» **Task requirements**: How many of the lines here include "本地磁盘"? Answer with a single number.

» **Input material**:

-- begin --

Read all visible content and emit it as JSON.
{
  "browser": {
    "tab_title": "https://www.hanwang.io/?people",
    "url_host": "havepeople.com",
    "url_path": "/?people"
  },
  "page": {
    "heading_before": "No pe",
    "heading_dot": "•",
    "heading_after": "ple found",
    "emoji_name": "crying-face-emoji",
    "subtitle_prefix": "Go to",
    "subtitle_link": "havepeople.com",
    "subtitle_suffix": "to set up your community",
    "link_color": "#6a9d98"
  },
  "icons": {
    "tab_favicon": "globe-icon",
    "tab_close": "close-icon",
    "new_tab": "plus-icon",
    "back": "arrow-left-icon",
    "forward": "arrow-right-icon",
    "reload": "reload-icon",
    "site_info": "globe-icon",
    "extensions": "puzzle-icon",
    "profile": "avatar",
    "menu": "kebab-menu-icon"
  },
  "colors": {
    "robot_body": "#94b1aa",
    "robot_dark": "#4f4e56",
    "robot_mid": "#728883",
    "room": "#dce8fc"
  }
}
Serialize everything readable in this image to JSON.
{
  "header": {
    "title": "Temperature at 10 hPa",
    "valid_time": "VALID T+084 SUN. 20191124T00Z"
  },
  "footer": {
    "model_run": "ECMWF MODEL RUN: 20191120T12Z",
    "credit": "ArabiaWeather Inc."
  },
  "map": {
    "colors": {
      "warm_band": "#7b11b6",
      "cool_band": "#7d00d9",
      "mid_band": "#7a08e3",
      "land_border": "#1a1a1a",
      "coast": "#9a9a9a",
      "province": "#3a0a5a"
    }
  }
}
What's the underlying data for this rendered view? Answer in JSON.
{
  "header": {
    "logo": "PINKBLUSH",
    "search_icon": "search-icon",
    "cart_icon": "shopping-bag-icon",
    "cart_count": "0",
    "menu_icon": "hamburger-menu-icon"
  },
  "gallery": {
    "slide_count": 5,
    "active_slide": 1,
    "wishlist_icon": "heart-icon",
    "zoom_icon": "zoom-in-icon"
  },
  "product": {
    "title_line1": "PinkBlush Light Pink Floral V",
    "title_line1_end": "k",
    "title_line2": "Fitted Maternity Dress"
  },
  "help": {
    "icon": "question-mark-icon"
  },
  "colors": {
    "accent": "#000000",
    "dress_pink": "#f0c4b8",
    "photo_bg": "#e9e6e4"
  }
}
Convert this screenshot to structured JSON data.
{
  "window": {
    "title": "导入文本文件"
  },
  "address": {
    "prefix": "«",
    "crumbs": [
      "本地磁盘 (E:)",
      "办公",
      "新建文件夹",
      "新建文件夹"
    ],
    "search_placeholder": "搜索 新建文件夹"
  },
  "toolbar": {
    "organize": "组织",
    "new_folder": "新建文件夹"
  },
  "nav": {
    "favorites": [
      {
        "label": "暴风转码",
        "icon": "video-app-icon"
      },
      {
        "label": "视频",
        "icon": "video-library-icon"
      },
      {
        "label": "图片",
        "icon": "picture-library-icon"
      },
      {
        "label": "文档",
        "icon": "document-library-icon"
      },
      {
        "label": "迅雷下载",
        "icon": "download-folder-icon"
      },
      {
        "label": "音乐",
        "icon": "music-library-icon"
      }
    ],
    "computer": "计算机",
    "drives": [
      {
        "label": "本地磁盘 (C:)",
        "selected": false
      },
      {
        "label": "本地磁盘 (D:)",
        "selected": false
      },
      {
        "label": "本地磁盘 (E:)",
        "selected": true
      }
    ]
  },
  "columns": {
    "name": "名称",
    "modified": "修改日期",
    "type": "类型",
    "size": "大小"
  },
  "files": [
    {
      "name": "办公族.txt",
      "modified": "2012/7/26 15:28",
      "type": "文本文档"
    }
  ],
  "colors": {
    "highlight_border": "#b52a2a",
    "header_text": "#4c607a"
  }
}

-- end --

» **Answer for this exercise**: 4